> _WORK INSTRUCTIONS_: Copy each line that contains the word "this".

▽

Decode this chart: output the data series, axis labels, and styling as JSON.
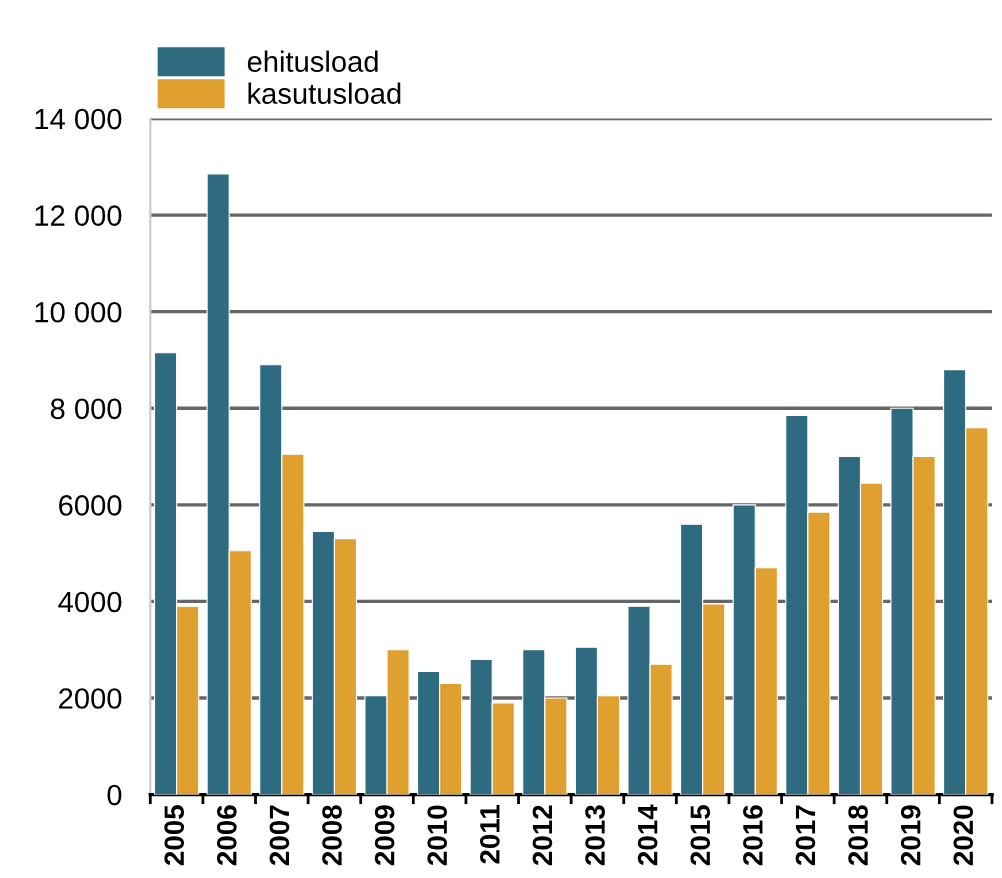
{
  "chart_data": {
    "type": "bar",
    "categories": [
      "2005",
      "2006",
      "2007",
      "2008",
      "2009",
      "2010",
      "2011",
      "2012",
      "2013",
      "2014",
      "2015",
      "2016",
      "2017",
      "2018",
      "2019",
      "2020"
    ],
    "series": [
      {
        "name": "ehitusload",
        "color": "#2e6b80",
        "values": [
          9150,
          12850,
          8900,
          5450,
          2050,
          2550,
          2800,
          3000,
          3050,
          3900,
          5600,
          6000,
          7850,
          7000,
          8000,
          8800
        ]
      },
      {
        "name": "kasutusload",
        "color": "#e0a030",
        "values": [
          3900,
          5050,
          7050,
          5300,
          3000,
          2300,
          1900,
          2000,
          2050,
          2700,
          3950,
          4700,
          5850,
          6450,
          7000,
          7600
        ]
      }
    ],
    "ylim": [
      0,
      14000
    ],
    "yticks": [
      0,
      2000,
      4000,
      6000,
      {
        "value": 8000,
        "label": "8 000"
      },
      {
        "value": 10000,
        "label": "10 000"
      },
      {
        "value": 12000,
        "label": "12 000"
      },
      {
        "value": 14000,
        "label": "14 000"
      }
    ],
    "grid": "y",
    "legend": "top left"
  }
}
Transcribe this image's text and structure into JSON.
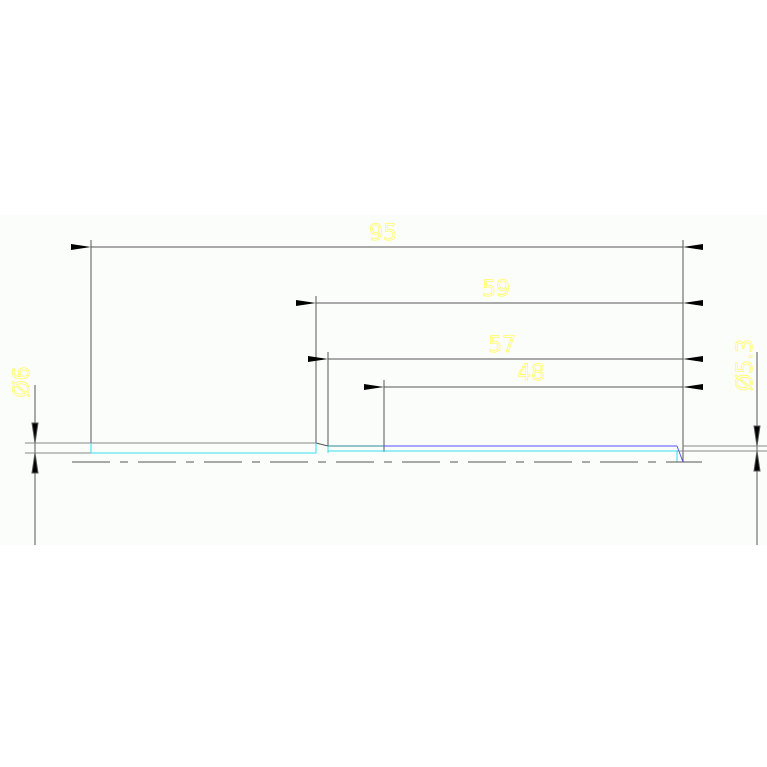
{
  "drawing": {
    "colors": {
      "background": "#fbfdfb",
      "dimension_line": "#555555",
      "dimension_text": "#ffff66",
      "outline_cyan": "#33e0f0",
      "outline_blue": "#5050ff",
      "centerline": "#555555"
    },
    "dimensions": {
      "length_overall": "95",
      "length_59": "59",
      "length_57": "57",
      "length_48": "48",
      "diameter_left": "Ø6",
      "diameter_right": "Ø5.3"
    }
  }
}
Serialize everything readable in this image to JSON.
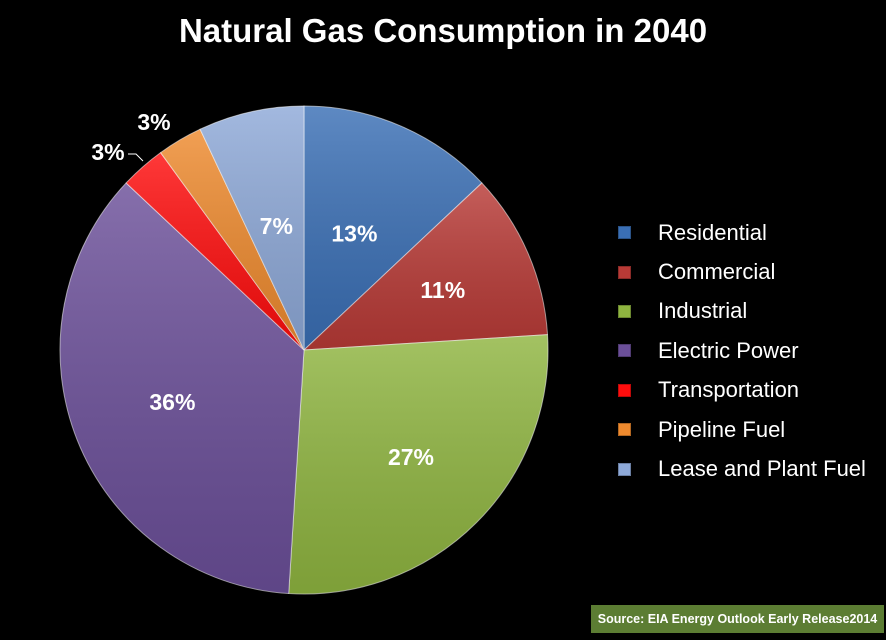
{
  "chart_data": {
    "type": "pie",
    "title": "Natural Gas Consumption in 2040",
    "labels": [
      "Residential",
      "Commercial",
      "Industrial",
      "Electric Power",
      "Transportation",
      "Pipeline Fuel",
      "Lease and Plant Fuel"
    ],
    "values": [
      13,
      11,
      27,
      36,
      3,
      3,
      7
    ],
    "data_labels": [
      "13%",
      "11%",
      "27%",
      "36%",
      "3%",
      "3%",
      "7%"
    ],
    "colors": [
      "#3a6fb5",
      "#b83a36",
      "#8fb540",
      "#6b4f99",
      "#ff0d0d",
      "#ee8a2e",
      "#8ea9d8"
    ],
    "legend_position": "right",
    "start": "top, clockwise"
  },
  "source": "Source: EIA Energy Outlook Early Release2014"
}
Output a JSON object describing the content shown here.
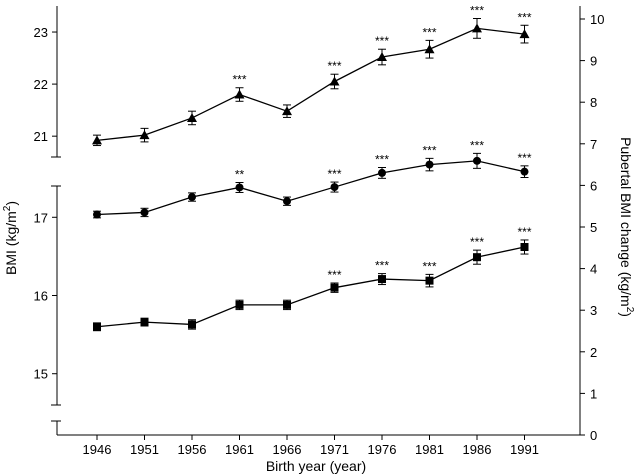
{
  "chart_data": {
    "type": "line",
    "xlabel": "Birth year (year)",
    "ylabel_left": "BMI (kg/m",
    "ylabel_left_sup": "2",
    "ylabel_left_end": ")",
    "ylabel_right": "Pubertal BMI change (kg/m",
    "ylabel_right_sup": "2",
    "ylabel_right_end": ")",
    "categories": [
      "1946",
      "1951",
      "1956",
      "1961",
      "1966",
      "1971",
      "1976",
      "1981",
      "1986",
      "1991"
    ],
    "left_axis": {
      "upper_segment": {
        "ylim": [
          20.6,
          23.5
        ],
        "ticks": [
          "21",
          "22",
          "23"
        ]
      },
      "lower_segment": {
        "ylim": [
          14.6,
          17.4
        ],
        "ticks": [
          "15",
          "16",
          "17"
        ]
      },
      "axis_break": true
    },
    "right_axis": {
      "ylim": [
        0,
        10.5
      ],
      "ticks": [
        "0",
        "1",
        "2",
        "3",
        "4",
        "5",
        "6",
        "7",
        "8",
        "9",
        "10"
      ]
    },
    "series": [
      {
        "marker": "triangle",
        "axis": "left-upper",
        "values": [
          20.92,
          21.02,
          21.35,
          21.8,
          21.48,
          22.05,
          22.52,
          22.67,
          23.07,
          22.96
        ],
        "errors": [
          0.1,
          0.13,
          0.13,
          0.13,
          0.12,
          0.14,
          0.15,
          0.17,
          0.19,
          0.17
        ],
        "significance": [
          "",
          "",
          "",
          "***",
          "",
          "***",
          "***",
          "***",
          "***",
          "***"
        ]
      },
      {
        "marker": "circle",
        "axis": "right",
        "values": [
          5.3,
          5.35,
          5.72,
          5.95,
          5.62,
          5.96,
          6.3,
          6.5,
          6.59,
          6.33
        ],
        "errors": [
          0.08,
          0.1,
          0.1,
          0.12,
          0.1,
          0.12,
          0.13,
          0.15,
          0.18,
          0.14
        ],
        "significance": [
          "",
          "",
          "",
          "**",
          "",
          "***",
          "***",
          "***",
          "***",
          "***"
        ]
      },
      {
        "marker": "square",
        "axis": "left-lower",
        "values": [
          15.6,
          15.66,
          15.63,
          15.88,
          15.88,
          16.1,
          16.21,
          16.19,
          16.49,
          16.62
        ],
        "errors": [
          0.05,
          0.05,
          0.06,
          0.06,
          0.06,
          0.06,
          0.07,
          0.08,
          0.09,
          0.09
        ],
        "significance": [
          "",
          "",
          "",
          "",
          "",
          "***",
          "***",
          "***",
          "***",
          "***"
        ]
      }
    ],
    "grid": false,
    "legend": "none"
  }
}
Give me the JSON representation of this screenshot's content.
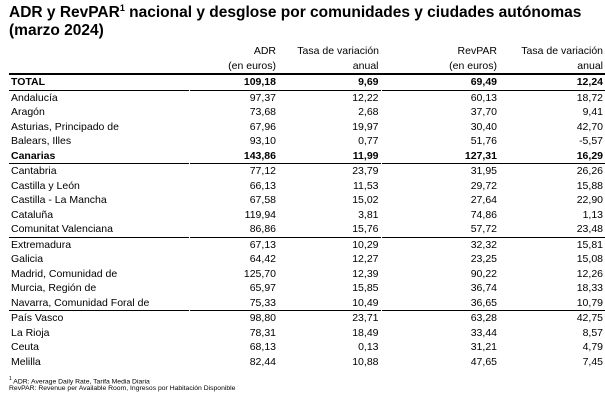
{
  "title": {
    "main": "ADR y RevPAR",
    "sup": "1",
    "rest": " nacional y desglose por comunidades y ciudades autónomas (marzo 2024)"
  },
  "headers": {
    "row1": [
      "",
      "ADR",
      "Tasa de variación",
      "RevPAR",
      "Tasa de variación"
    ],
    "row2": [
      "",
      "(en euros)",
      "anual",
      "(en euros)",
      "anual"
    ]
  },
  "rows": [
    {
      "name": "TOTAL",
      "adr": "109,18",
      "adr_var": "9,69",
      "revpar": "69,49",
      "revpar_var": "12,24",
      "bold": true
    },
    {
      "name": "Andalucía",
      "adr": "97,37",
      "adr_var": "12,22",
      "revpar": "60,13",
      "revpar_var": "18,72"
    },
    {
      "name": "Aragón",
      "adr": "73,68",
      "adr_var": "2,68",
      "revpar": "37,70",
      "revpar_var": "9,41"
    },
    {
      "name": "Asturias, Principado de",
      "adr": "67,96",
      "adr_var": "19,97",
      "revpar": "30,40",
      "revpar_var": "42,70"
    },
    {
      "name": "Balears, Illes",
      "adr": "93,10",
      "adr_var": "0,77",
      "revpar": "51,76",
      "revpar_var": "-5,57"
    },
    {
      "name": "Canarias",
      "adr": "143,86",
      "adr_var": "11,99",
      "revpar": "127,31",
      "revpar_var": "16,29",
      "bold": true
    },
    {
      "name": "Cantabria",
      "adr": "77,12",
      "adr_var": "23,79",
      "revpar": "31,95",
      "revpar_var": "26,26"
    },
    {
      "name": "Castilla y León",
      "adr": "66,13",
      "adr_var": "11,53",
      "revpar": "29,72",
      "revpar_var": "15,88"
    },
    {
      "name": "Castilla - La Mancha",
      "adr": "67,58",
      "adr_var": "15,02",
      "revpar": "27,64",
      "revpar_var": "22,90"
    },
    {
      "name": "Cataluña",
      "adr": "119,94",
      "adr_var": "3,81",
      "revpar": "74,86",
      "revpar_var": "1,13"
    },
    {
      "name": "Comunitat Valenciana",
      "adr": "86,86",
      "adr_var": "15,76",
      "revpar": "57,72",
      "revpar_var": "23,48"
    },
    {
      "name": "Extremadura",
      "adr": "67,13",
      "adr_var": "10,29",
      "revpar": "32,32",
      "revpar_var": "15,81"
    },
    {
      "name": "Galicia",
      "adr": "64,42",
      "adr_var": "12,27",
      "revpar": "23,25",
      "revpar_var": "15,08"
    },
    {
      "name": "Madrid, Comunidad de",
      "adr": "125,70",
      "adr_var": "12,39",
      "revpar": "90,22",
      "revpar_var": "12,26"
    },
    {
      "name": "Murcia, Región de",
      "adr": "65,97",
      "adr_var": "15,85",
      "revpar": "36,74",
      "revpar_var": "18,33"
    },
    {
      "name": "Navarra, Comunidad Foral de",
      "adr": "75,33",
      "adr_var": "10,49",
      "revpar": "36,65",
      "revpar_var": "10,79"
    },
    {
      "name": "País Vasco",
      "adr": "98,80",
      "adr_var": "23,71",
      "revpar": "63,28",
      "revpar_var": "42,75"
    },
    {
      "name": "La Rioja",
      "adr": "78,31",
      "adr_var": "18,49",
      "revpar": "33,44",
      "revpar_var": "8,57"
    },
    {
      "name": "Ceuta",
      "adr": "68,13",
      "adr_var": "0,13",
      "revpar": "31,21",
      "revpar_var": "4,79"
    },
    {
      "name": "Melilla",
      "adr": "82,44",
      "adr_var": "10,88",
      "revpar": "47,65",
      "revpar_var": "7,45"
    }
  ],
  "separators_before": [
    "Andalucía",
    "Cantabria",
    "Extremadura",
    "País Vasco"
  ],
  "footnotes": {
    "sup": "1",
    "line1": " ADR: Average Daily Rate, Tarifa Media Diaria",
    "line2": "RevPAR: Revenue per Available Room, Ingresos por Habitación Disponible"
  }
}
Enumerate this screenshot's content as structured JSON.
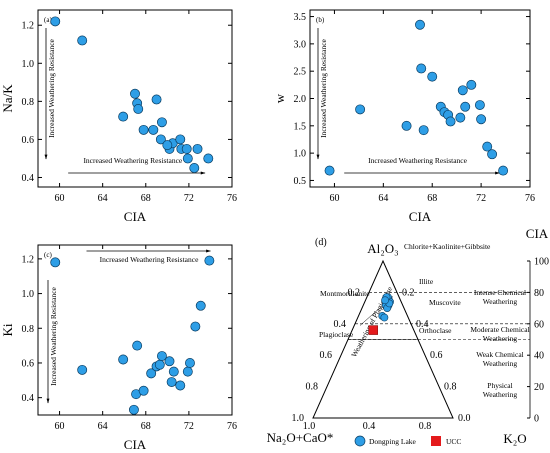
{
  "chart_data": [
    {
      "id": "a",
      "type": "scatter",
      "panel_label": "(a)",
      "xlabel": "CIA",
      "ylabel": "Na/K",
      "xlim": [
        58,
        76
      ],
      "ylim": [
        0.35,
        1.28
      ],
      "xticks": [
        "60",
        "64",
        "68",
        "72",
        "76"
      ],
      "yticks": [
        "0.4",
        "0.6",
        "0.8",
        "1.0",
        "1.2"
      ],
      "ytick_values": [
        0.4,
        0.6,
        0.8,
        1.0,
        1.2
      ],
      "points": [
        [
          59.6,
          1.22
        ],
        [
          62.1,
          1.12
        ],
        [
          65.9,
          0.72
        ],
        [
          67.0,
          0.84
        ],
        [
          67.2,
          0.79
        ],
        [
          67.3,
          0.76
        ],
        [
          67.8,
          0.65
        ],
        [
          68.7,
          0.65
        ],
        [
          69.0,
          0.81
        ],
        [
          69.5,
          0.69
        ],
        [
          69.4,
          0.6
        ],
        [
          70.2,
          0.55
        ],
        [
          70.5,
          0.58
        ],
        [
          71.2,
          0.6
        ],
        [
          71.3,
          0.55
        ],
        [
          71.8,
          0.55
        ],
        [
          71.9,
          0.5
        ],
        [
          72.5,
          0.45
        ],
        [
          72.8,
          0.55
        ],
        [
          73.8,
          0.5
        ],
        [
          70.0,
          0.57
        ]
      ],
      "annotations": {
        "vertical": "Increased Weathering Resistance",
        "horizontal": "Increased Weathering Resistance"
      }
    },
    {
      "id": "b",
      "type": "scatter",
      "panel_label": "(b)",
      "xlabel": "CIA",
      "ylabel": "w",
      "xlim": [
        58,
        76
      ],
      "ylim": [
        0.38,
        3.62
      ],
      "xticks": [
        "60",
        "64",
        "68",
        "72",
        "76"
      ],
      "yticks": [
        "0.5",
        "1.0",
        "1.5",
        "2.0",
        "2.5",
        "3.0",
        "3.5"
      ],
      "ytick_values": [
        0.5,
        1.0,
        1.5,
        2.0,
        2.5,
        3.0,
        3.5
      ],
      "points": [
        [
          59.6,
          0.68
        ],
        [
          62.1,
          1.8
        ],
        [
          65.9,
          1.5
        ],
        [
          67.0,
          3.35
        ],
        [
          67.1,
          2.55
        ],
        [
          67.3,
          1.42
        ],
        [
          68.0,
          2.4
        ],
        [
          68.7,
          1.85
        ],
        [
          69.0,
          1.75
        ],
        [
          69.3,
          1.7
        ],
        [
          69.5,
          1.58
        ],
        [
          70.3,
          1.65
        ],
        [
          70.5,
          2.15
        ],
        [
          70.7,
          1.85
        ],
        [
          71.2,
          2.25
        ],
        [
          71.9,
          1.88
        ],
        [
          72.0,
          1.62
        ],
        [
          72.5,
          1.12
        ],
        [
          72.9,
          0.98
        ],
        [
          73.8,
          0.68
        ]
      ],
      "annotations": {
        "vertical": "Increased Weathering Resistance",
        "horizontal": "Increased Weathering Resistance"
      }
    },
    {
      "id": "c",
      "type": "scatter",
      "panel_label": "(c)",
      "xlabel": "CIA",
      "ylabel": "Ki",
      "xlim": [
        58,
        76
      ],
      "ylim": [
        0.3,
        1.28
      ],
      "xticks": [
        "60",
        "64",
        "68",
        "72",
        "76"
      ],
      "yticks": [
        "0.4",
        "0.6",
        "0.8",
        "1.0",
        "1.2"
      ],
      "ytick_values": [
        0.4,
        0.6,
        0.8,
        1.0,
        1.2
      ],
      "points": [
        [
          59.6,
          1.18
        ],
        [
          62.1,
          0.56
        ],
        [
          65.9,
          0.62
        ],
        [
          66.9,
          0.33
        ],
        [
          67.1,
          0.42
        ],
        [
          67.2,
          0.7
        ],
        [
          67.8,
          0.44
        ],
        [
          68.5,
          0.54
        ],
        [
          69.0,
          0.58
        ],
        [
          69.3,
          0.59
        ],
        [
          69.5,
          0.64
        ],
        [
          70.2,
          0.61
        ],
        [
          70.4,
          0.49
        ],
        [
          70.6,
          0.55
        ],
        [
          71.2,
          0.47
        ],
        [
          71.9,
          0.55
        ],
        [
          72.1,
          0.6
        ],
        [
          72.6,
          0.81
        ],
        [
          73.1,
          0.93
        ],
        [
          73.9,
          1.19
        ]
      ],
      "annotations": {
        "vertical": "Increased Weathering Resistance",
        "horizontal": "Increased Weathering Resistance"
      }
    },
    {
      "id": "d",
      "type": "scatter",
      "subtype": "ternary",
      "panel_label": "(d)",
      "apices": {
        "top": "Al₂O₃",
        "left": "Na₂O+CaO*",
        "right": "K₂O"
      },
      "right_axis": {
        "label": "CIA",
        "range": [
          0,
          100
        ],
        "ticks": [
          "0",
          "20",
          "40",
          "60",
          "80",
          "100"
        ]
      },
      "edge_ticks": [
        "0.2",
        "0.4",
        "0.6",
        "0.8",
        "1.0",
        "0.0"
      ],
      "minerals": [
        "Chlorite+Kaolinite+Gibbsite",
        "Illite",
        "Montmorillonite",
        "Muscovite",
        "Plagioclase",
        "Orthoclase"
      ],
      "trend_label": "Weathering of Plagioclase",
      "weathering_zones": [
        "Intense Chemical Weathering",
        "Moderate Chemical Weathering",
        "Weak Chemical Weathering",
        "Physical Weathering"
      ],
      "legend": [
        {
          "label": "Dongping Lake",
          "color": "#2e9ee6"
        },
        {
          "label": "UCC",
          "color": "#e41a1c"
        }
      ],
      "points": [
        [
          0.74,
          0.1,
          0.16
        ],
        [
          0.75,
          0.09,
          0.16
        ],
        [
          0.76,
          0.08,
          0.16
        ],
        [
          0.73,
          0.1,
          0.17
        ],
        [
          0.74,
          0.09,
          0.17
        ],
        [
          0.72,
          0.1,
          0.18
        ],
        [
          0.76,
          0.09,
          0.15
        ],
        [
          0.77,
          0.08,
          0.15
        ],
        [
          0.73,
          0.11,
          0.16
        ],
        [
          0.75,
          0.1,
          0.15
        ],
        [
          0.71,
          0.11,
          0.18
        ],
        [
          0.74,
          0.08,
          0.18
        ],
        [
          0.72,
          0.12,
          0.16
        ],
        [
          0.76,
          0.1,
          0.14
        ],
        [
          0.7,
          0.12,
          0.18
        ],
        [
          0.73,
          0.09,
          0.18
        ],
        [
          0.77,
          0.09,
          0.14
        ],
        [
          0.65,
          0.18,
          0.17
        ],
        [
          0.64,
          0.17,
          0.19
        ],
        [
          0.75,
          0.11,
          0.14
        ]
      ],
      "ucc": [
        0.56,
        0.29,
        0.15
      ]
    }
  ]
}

△

> _THE ANSWER_:
Decode this chart: output the data series, axis labels, and styling as JSON.
Transcribe this image's text and structure into JSON.
Serialize everything readable in this image to JSON.
Give me the JSON representation of this screenshot's content.
Enumerate this screenshot's content as structured JSON.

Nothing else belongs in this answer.